Copy out every line of the items below word for word, leaving out the pictures.

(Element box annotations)
--- start ---

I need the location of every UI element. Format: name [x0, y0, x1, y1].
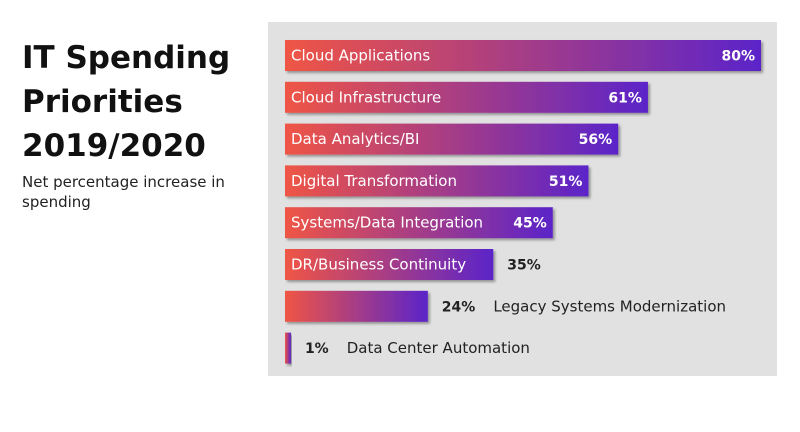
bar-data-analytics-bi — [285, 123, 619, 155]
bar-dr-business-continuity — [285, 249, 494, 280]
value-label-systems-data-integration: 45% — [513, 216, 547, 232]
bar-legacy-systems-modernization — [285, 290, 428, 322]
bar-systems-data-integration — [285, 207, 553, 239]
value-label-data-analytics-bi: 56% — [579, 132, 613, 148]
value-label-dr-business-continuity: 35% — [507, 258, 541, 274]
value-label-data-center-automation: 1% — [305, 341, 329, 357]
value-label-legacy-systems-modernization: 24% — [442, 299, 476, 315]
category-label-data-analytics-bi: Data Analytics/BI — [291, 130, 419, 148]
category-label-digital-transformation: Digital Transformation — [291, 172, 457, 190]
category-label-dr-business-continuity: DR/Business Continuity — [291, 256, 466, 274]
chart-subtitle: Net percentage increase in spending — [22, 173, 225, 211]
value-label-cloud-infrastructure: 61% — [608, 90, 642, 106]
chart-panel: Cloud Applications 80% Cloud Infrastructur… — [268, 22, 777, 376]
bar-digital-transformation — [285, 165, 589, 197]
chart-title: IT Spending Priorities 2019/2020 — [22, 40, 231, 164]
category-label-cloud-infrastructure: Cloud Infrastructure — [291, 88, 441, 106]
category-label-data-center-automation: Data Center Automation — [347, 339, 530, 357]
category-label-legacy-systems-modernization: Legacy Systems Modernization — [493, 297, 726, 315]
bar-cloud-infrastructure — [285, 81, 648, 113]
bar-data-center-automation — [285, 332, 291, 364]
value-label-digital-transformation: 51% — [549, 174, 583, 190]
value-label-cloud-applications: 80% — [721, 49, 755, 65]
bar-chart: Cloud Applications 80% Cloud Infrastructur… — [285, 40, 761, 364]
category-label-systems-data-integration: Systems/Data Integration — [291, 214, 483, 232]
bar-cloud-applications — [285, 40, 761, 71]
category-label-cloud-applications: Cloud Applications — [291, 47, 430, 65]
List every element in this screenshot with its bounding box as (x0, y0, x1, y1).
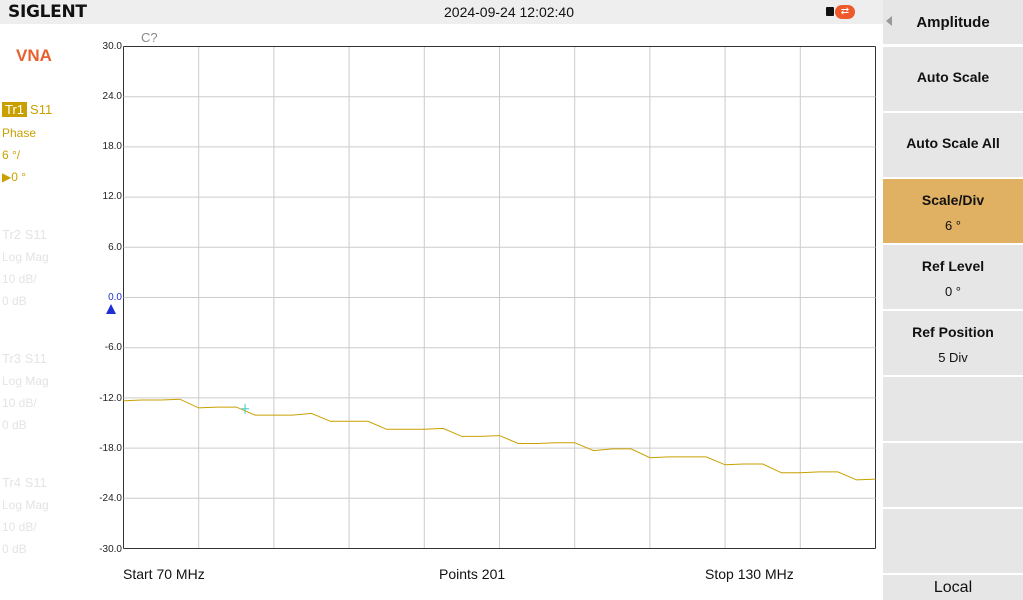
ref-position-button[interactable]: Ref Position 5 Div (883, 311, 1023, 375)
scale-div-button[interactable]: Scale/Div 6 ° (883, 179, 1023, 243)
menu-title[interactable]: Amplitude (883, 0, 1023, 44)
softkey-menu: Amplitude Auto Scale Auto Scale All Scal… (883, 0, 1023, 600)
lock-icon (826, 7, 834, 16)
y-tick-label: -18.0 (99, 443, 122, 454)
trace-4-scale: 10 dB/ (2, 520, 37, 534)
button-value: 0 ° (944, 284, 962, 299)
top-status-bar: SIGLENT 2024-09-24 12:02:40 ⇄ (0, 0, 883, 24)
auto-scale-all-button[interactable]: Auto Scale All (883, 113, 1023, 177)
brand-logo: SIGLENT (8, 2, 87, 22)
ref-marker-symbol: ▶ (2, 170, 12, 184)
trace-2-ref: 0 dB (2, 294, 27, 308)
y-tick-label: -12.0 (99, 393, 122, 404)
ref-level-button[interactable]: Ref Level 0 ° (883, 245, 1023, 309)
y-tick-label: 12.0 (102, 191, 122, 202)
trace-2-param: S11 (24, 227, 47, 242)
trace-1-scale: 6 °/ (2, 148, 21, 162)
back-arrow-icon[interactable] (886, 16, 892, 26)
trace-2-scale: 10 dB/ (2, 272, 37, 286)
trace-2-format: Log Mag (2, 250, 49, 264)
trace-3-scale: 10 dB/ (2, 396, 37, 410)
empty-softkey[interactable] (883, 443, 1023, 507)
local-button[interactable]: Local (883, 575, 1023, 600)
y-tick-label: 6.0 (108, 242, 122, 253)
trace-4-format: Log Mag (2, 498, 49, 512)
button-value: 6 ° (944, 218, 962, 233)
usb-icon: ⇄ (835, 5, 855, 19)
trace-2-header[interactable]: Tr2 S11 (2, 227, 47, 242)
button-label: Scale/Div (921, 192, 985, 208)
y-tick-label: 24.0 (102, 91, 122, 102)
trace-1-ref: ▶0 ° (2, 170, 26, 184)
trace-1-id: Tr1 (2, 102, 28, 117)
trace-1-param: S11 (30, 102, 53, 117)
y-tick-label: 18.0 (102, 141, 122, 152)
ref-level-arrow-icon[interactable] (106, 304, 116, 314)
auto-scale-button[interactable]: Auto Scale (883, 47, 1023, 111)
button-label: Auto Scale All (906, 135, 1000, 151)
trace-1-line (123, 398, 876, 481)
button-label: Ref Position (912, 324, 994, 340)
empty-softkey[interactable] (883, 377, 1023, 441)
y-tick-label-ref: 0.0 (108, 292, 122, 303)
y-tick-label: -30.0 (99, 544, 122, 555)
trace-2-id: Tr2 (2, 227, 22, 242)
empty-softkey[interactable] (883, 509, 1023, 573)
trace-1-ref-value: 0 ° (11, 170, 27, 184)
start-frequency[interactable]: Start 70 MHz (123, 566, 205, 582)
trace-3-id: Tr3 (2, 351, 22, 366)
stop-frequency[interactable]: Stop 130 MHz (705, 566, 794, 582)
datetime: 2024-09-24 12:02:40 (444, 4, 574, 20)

--- end ---

Result for this task:
I need the location of every UI element. Format: name [x0, y0, x1, y1].
bar-data-analytics-bi — [285, 123, 619, 155]
bar-dr-business-continuity — [285, 249, 494, 280]
value-label-systems-data-integration: 45% — [513, 216, 547, 232]
bar-legacy-systems-modernization — [285, 290, 428, 322]
bar-systems-data-integration — [285, 207, 553, 239]
value-label-data-analytics-bi: 56% — [579, 132, 613, 148]
value-label-dr-business-continuity: 35% — [507, 258, 541, 274]
value-label-data-center-automation: 1% — [305, 341, 329, 357]
value-label-legacy-systems-modernization: 24% — [442, 299, 476, 315]
category-label-data-analytics-bi: Data Analytics/BI — [291, 130, 419, 148]
category-label-digital-transformation: Digital Transformation — [291, 172, 457, 190]
category-label-dr-business-continuity: DR/Business Continuity — [291, 256, 466, 274]
chart-subtitle: Net percentage increase in spending — [22, 173, 225, 211]
value-label-cloud-infrastructure: 61% — [608, 90, 642, 106]
chart-panel: Cloud Applications 80% Cloud Infrastructur… — [268, 22, 777, 376]
bar-digital-transformation — [285, 165, 589, 197]
chart-title: IT Spending Priorities 2019/2020 — [22, 40, 231, 164]
category-label-cloud-infrastructure: Cloud Infrastructure — [291, 88, 441, 106]
category-label-data-center-automation: Data Center Automation — [347, 339, 530, 357]
category-label-legacy-systems-modernization: Legacy Systems Modernization — [493, 297, 726, 315]
bar-cloud-infrastructure — [285, 81, 648, 113]
bar-data-center-automation — [285, 332, 291, 364]
value-label-digital-transformation: 51% — [549, 174, 583, 190]
value-label-cloud-applications: 80% — [721, 49, 755, 65]
bar-chart: Cloud Applications 80% Cloud Infrastructur… — [285, 40, 761, 364]
category-label-systems-data-integration: Systems/Data Integration — [291, 214, 483, 232]
bar-cloud-applications — [285, 40, 761, 71]
category-label-cloud-applications: Cloud Applications — [291, 47, 430, 65]
List every element in this screenshot with its bounding box as (x0, y0, x1, y1).
ref-position-button[interactable]: Ref Position 5 Div (883, 311, 1023, 375)
scale-div-button[interactable]: Scale/Div 6 ° (883, 179, 1023, 243)
menu-title[interactable]: Amplitude (883, 0, 1023, 44)
softkey-menu: Amplitude Auto Scale Auto Scale All Scal… (883, 0, 1023, 600)
lock-icon (826, 7, 834, 16)
y-tick-label: -18.0 (99, 443, 122, 454)
trace-4-scale: 10 dB/ (2, 520, 37, 534)
button-value: 0 ° (944, 284, 962, 299)
top-status-bar: SIGLENT 2024-09-24 12:02:40 ⇄ (0, 0, 883, 24)
auto-scale-all-button[interactable]: Auto Scale All (883, 113, 1023, 177)
brand-logo: SIGLENT (8, 2, 87, 22)
ref-marker-symbol: ▶ (2, 170, 12, 184)
trace-2-ref: 0 dB (2, 294, 27, 308)
y-tick-label: -12.0 (99, 393, 122, 404)
ref-level-button[interactable]: Ref Level 0 ° (883, 245, 1023, 309)
y-tick-label: 12.0 (102, 191, 122, 202)
trace-2-param: S11 (24, 227, 47, 242)
trace-1-scale: 6 °/ (2, 148, 21, 162)
back-arrow-icon[interactable] (886, 16, 892, 26)
trace-2-scale: 10 dB/ (2, 272, 37, 286)
trace-2-format: Log Mag (2, 250, 49, 264)
trace-3-scale: 10 dB/ (2, 396, 37, 410)
empty-softkey[interactable] (883, 443, 1023, 507)
local-button[interactable]: Local (883, 575, 1023, 600)
y-tick-label: 6.0 (108, 242, 122, 253)
trace-4-format: Log Mag (2, 498, 49, 512)
button-value: 6 ° (944, 218, 962, 233)
usb-icon: ⇄ (835, 5, 855, 19)
trace-2-header[interactable]: Tr2 S11 (2, 227, 47, 242)
button-label: Scale/Div (921, 192, 985, 208)
y-tick-label: 24.0 (102, 91, 122, 102)
trace-1-ref: ▶0 ° (2, 170, 26, 184)
trace-1-id: Tr1 (2, 102, 28, 117)
trace-1-param: S11 (30, 102, 53, 117)
y-tick-label: 18.0 (102, 141, 122, 152)
ref-level-arrow-icon[interactable] (106, 304, 116, 314)
auto-scale-button[interactable]: Auto Scale (883, 47, 1023, 111)
button-label: Auto Scale All (906, 135, 1000, 151)
trace-1-line (123, 398, 876, 481)
button-label: Ref Position (912, 324, 994, 340)
empty-softkey[interactable] (883, 377, 1023, 441)
y-tick-label-ref: 0.0 (108, 292, 122, 303)
y-tick-label: -30.0 (99, 544, 122, 555)
trace-2-id: Tr2 (2, 227, 22, 242)
empty-softkey[interactable] (883, 509, 1023, 573)
trace-1-ref-value: 0 ° (11, 170, 27, 184)
start-frequency[interactable]: Start 70 MHz (123, 566, 205, 582)
trace-3-id: Tr3 (2, 351, 22, 366)
stop-frequency[interactable]: Stop 130 MHz (705, 566, 794, 582)
datetime: 2024-09-24 12:02:40 (444, 4, 574, 20)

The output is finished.